Given task: Return the listing below verbatim. Pictures do not belong in the copy.
Begin Exercise input
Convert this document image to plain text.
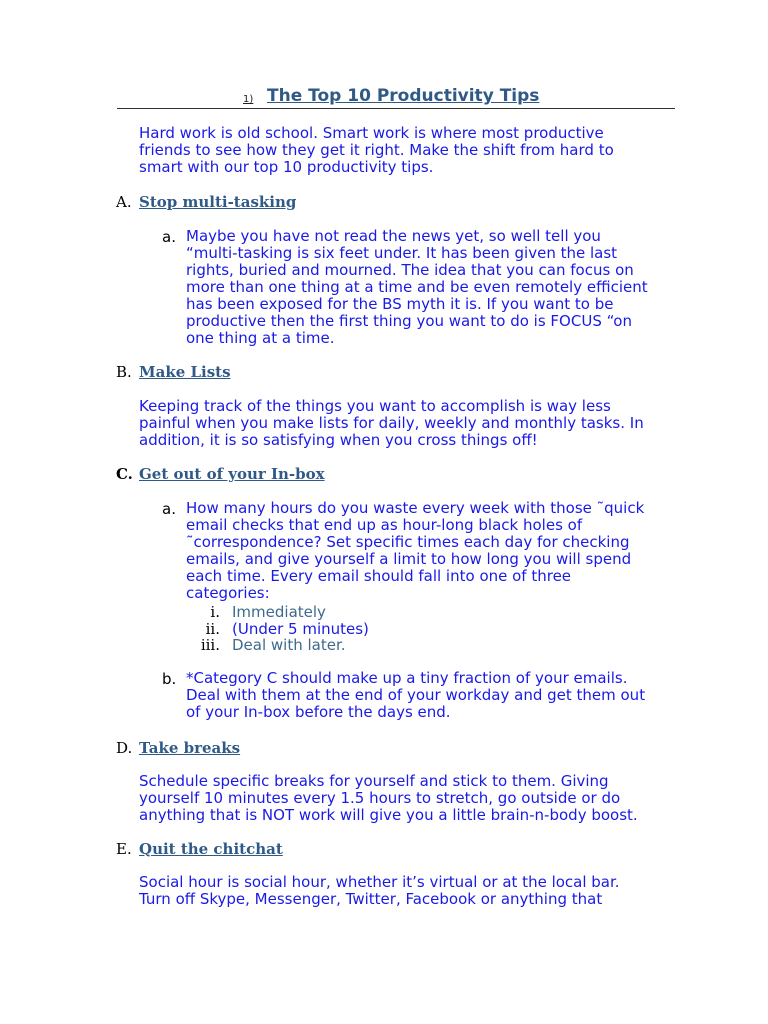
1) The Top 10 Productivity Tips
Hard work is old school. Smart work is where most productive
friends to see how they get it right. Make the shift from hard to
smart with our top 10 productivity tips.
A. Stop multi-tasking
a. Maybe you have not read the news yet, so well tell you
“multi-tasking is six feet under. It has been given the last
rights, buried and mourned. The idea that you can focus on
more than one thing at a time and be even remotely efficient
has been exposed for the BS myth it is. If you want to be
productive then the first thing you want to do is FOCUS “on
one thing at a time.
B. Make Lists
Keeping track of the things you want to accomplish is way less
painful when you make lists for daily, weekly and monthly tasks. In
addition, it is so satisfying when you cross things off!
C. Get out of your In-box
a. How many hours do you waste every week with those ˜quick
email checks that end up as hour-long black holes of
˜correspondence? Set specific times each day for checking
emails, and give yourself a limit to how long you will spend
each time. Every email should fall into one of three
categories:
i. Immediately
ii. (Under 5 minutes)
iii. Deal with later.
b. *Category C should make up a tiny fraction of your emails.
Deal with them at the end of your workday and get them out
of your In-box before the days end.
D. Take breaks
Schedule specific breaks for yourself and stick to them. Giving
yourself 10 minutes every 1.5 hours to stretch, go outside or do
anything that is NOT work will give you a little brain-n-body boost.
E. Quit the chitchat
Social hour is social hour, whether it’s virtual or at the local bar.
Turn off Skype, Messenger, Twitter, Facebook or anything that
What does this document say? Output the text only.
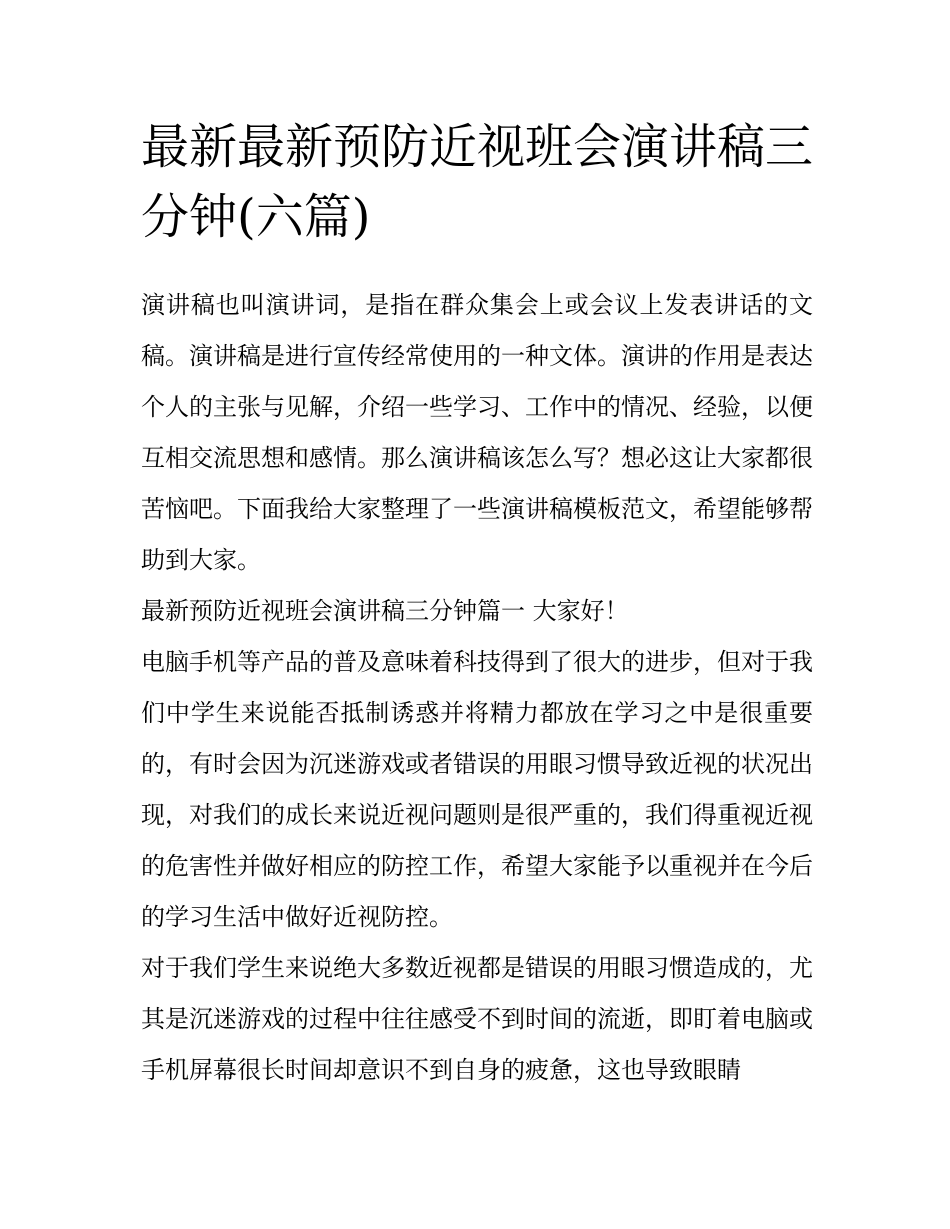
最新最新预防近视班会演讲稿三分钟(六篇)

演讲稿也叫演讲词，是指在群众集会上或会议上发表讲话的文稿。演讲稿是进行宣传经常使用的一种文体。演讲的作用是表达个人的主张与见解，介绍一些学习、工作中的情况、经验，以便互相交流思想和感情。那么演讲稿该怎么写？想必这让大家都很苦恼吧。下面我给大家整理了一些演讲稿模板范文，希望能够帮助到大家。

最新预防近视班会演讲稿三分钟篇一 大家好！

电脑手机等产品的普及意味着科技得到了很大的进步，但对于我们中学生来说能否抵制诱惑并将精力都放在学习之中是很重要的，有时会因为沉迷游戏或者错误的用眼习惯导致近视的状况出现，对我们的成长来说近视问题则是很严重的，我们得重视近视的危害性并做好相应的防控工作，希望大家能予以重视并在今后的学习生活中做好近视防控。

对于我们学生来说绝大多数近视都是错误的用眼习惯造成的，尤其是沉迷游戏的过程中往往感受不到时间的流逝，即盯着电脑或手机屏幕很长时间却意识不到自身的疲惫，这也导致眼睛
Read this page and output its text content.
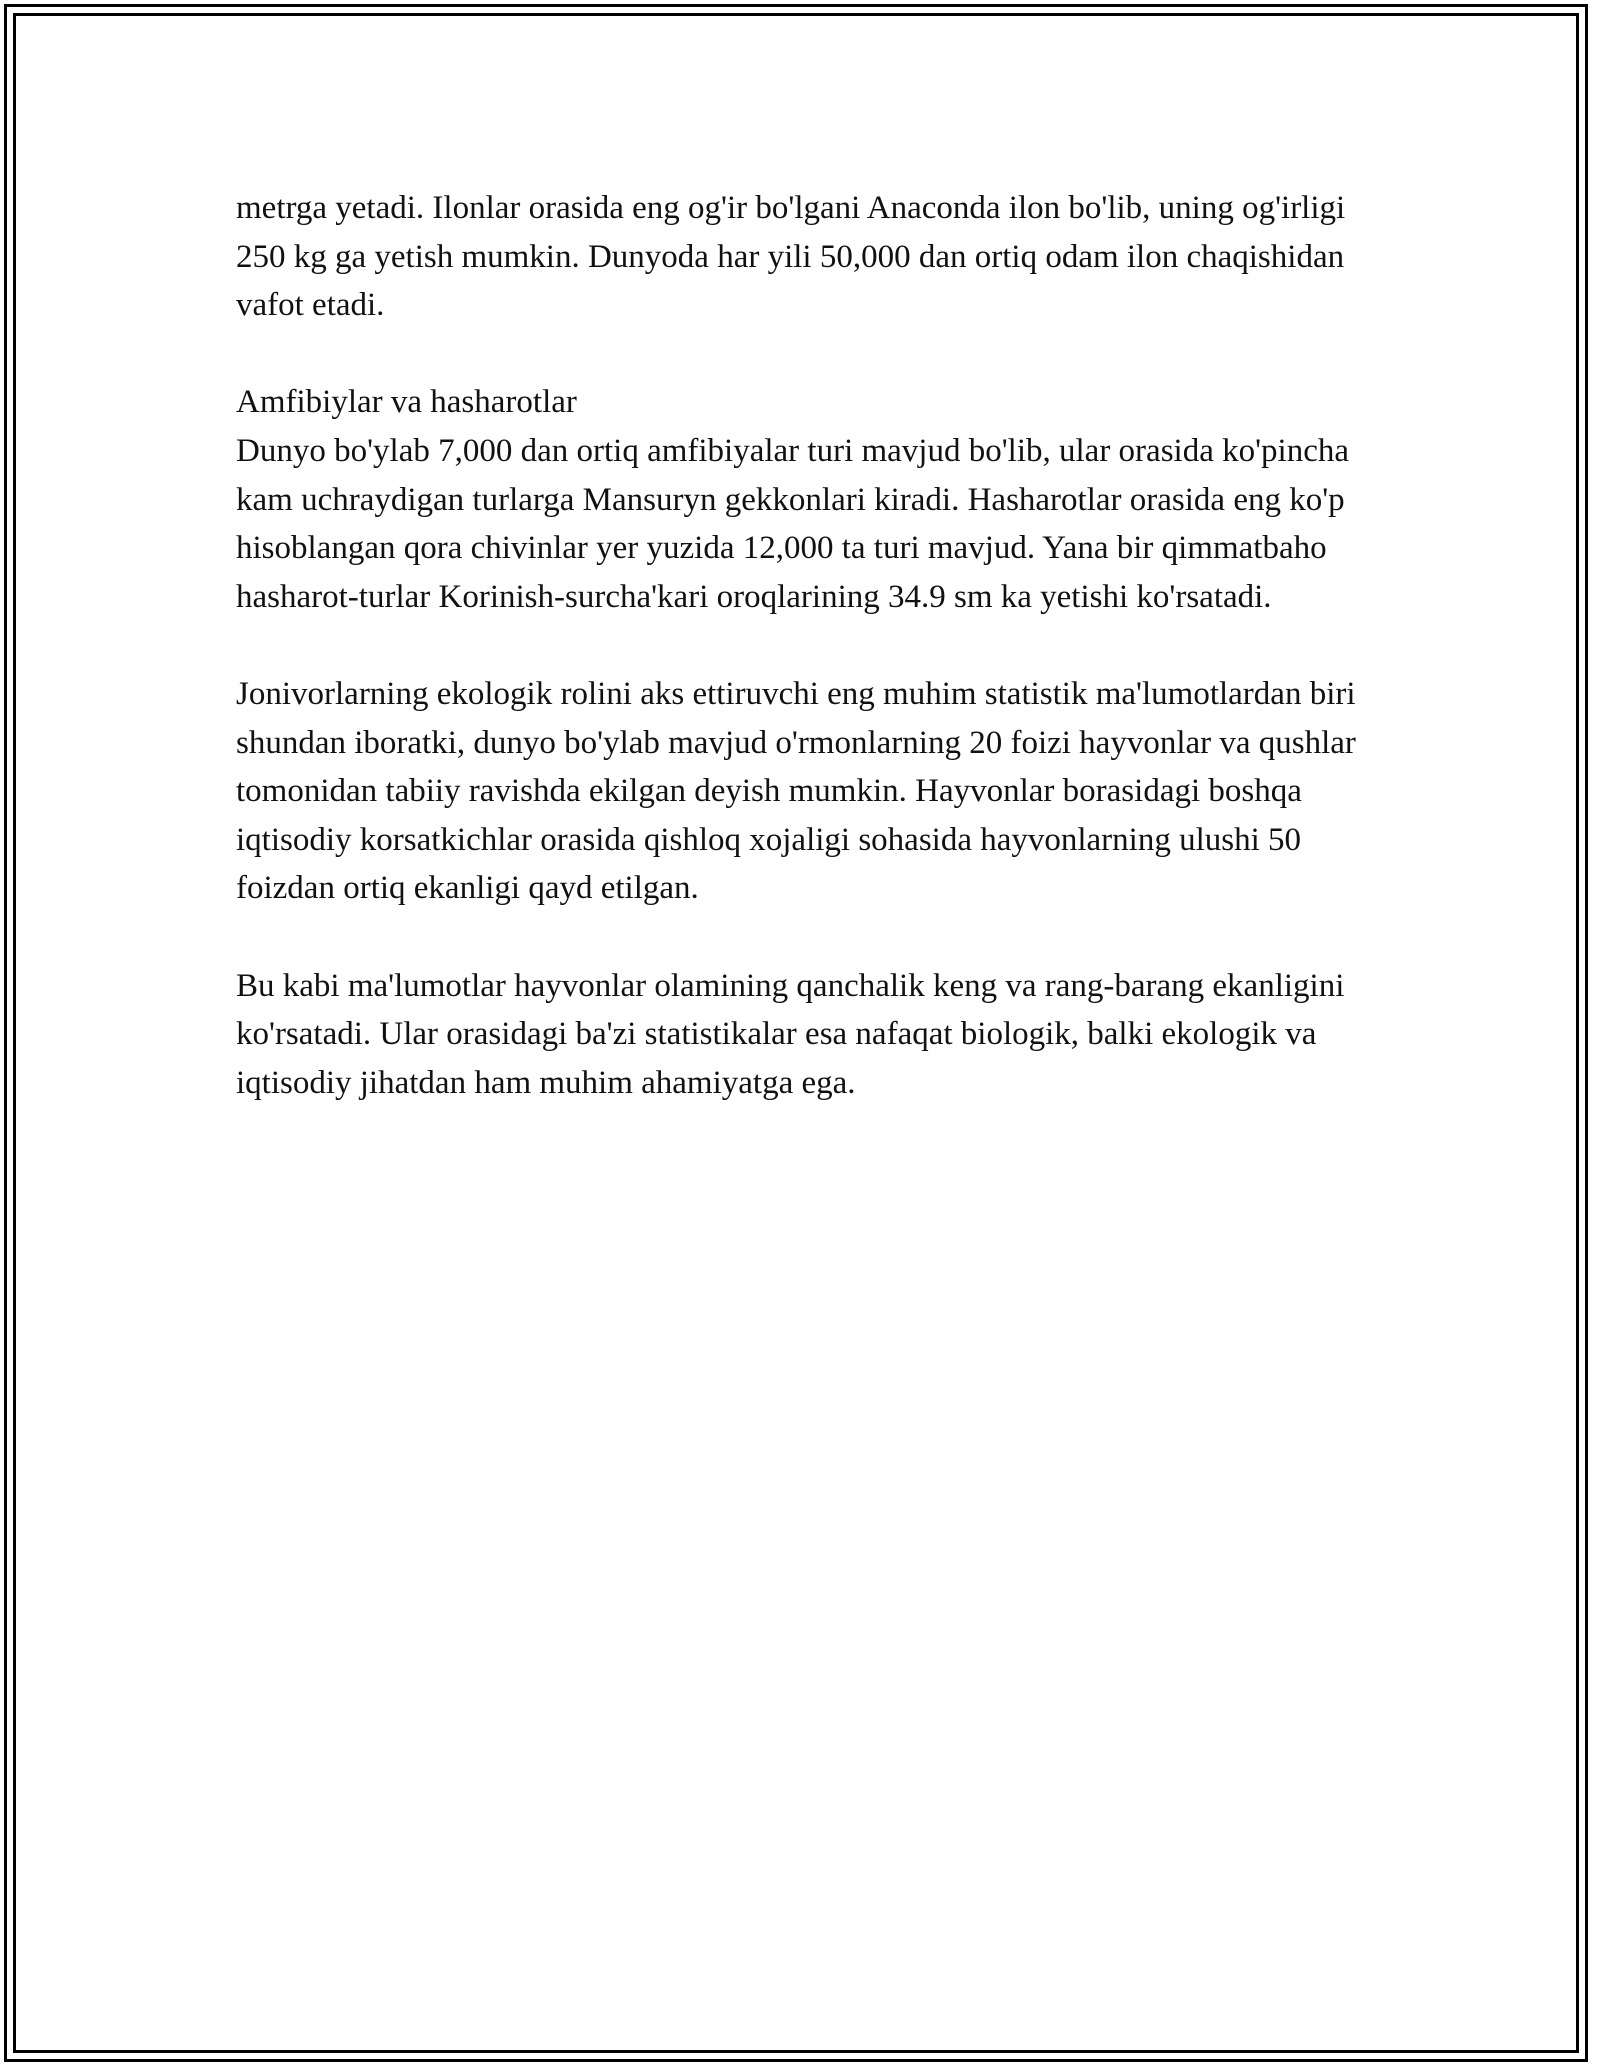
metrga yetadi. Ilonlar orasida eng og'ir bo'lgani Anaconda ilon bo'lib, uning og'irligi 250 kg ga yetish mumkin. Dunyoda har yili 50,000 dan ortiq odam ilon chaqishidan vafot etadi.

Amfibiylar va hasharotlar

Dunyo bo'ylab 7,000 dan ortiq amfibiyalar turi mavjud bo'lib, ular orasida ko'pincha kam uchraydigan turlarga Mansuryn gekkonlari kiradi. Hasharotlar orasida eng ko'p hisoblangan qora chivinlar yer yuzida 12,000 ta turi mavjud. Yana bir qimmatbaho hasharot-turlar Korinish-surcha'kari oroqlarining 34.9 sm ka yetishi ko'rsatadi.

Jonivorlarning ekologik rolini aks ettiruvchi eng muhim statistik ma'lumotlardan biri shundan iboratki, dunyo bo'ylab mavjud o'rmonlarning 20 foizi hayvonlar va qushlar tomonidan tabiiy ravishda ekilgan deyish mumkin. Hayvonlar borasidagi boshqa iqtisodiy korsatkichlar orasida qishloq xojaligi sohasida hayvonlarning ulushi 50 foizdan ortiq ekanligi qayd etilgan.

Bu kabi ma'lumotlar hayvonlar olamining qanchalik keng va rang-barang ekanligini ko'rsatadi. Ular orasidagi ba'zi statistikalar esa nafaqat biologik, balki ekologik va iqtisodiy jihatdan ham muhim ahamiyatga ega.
End Exercise input
Task output:
Convert this document image to plain text.
1) The Top 10 Productivity Tips
Hard work is old school. Smart work is where most productive
friends to see how they get it right. Make the shift from hard to
smart with our top 10 productivity tips.
A. Stop multi-tasking
a. Maybe you have not read the news yet, so well tell you
“multi-tasking is six feet under. It has been given the last
rights, buried and mourned. The idea that you can focus on
more than one thing at a time and be even remotely efficient
has been exposed for the BS myth it is. If you want to be
productive then the first thing you want to do is FOCUS “on
one thing at a time.
B. Make Lists
Keeping track of the things you want to accomplish is way less
painful when you make lists for daily, weekly and monthly tasks. In
addition, it is so satisfying when you cross things off!
C. Get out of your In-box
a. How many hours do you waste every week with those ˜quick
email checks that end up as hour-long black holes of
˜correspondence? Set specific times each day for checking
emails, and give yourself a limit to how long you will spend
each time. Every email should fall into one of three
categories:
i. Immediately
ii. (Under 5 minutes)
iii. Deal with later.
b. *Category C should make up a tiny fraction of your emails.
Deal with them at the end of your workday and get them out
of your In-box before the days end.
D. Take breaks
Schedule specific breaks for yourself and stick to them. Giving
yourself 10 minutes every 1.5 hours to stretch, go outside or do
anything that is NOT work will give you a little brain-n-body boost.
E. Quit the chitchat
Social hour is social hour, whether it’s virtual or at the local bar.
Turn off Skype, Messenger, Twitter, Facebook or anything that
What does this document say? Output the text only.
最新最新预防近视班会演讲稿三分钟(六篇)

演讲稿也叫演讲词，是指在群众集会上或会议上发表讲话的文稿。演讲稿是进行宣传经常使用的一种文体。演讲的作用是表达个人的主张与见解，介绍一些学习、工作中的情况、经验，以便互相交流思想和感情。那么演讲稿该怎么写？想必这让大家都很苦恼吧。下面我给大家整理了一些演讲稿模板范文，希望能够帮助到大家。

最新预防近视班会演讲稿三分钟篇一 大家好！

电脑手机等产品的普及意味着科技得到了很大的进步，但对于我们中学生来说能否抵制诱惑并将精力都放在学习之中是很重要的，有时会因为沉迷游戏或者错误的用眼习惯导致近视的状况出现，对我们的成长来说近视问题则是很严重的，我们得重视近视的危害性并做好相应的防控工作，希望大家能予以重视并在今后的学习生活中做好近视防控。

对于我们学生来说绝大多数近视都是错误的用眼习惯造成的，尤其是沉迷游戏的过程中往往感受不到时间的流逝，即盯着电脑或手机屏幕很长时间却意识不到自身的疲惫，这也导致眼睛
Read this page and output its text content.
metrga yetadi. Ilonlar orasida eng og'ir bo'lgani Anaconda ilon bo'lib, uning og'irligi 250 kg ga yetish mumkin. Dunyoda har yili 50,000 dan ortiq odam ilon chaqishidan vafot etadi.

Amfibiylar va hasharotlar

Dunyo bo'ylab 7,000 dan ortiq amfibiyalar turi mavjud bo'lib, ular orasida ko'pincha kam uchraydigan turlarga Mansuryn gekkonlari kiradi. Hasharotlar orasida eng ko'p hisoblangan qora chivinlar yer yuzida 12,000 ta turi mavjud. Yana bir qimmatbaho hasharot-turlar Korinish-surcha'kari oroqlarining 34.9 sm ka yetishi ko'rsatadi.

Jonivorlarning ekologik rolini aks ettiruvchi eng muhim statistik ma'lumotlardan biri shundan iboratki, dunyo bo'ylab mavjud o'rmonlarning 20 foizi hayvonlar va qushlar tomonidan tabiiy ravishda ekilgan deyish mumkin. Hayvonlar borasidagi boshqa iqtisodiy korsatkichlar orasida qishloq xojaligi sohasida hayvonlarning ulushi 50 foizdan ortiq ekanligi qayd etilgan.

Bu kabi ma'lumotlar hayvonlar olamining qanchalik keng va rang-barang ekanligini ko'rsatadi. Ular orasidagi ba'zi statistikalar esa nafaqat biologik, balki ekologik va iqtisodiy jihatdan ham muhim ahamiyatga ega.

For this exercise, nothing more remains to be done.